## Start

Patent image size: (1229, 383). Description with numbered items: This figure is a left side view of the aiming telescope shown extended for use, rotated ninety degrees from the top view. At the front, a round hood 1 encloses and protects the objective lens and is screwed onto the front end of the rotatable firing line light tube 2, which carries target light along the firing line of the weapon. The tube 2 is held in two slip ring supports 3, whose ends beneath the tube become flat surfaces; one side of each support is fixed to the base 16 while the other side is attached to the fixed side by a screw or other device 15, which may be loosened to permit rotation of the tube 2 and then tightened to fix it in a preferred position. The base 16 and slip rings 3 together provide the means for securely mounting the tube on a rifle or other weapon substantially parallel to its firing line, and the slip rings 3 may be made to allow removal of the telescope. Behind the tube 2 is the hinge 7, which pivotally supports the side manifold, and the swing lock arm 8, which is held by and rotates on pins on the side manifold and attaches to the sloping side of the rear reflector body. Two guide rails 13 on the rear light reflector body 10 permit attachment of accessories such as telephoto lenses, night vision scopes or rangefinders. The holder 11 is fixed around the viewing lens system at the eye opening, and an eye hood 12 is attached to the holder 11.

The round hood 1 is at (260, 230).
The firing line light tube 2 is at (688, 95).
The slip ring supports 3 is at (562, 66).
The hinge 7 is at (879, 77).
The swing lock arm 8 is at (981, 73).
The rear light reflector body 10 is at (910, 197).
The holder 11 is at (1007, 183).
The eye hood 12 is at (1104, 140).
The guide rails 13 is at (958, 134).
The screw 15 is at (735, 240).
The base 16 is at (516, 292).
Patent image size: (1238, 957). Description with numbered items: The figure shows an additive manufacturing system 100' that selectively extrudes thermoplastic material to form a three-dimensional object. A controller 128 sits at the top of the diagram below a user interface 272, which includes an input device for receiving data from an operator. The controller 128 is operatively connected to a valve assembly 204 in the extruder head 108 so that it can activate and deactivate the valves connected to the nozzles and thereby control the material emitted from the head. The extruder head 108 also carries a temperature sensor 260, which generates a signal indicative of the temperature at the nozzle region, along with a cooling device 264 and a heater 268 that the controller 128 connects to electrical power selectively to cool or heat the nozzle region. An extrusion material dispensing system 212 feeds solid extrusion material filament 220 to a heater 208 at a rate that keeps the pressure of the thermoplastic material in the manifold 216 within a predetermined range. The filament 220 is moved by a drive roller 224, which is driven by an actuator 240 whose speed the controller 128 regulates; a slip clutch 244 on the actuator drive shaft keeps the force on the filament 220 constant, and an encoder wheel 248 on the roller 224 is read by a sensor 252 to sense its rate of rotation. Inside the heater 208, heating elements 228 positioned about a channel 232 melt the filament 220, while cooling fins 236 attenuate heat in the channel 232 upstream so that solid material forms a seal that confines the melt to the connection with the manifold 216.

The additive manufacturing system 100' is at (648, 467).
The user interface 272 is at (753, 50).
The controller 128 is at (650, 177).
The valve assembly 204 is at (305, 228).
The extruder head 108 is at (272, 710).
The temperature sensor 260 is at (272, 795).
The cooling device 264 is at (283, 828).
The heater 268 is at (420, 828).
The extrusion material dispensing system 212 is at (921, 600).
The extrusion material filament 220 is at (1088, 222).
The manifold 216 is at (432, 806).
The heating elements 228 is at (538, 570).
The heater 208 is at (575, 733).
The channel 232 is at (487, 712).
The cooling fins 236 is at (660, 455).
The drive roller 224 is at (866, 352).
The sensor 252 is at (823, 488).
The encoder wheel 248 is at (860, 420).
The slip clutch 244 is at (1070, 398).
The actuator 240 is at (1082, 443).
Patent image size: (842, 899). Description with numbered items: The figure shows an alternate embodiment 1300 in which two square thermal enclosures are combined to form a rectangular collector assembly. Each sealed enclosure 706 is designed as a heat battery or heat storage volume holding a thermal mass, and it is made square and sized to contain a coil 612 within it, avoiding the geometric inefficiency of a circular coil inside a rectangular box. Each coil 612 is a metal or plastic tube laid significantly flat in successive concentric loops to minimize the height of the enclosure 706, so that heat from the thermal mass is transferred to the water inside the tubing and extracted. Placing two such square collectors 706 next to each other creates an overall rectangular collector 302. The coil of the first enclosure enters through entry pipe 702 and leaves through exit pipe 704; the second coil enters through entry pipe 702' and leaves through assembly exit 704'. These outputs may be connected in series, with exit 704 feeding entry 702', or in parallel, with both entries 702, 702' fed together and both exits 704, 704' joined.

## End

Which lines in the data above contain the word "filament"? List each of them in full.

▸ Response
Patent image size: (1238, 957). Description with numbered items: The figure shows an additive manufacturing system 100' that selectively extrudes thermoplastic material to form a three-dimensional object. A controller 128 sits at the top of the diagram below a user interface 272, which includes an input device for receiving data from an operator. The controller 128 is operatively connected to a valve assembly 204 in the extruder head 108 so that it can activate and deactivate the valves connected to the nozzles and thereby control the material emitted from the head. The extruder head 108 also carries a temperature sensor 260, which generates a signal indicative of the temperature at the nozzle region, along with a cooling device 264 and a heater 268 that the controller 128 connects to electrical power selectively to cool or heat the nozzle region. An extrusion material dispensing system 212 feeds solid extrusion material filament 220 to a heater 208 at a rate that keeps the pressure of the thermoplastic material in the manifold 216 within a predetermined range. The filament 220 is moved by a drive roller 224, which is driven by an actuator 240 whose speed the controller 128 regulates; a slip clutch 244 on the actuator drive shaft keeps the force on the filament 220 constant, and an encoder wheel 248 on the roller 224 is read by a sensor 252 to sense its rate of rotation. Inside the heater 208, heating elements 228 positioned about a channel 232 melt the filament 220, while cooling fins 236 attenuate heat in the channel 232 upstream so that solid material forms a seal that confines the melt to the connection with the manifold 216.
The extrusion material filament 220 is at (1088, 222).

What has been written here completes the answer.